(Stored data entries)
================================
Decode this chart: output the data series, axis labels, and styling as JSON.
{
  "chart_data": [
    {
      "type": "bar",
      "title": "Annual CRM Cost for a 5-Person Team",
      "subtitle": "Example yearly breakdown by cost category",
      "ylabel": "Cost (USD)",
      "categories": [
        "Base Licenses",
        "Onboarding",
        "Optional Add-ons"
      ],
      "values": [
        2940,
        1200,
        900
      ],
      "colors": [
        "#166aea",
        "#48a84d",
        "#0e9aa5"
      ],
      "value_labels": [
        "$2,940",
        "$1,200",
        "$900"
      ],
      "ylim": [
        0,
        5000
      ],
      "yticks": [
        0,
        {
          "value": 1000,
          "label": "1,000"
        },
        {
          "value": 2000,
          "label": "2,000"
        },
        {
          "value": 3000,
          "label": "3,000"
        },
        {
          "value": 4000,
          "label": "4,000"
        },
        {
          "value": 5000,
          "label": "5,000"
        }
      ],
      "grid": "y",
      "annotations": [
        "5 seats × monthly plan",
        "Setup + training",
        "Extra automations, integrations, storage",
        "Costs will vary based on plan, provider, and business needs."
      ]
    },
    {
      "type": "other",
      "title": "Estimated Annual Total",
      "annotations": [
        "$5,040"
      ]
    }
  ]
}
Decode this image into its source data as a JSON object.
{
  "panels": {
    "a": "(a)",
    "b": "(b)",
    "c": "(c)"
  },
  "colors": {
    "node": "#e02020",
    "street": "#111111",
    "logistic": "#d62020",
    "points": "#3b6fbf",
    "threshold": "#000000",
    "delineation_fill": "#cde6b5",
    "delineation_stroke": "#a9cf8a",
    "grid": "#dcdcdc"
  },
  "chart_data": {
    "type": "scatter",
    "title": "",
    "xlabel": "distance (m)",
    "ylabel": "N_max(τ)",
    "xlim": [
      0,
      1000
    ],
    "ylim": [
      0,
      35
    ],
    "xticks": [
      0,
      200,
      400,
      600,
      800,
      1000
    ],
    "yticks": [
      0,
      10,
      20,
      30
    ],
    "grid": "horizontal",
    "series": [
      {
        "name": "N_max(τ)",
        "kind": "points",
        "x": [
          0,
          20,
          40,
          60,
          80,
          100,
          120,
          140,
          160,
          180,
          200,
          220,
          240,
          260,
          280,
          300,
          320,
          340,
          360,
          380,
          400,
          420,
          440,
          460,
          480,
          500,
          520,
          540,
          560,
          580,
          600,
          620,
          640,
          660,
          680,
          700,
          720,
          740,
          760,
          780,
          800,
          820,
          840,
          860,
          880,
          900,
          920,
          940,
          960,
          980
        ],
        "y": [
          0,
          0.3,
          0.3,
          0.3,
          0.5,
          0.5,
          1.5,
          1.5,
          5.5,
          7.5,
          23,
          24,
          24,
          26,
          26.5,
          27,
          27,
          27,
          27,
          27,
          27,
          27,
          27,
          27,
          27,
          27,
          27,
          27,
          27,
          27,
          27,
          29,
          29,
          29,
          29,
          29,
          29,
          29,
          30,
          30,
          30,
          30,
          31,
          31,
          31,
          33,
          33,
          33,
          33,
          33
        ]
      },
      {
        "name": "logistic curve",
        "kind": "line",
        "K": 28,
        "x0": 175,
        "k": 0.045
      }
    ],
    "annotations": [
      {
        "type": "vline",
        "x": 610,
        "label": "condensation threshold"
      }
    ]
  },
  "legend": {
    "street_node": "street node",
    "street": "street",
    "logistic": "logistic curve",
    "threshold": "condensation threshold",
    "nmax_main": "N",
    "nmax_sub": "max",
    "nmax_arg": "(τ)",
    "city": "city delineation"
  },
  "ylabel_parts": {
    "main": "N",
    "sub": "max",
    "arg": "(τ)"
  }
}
================================
(Exercise instructions): Within the entries above, work out how many lines contain the word "this". The number alone is the answer.

(Expected answer): 2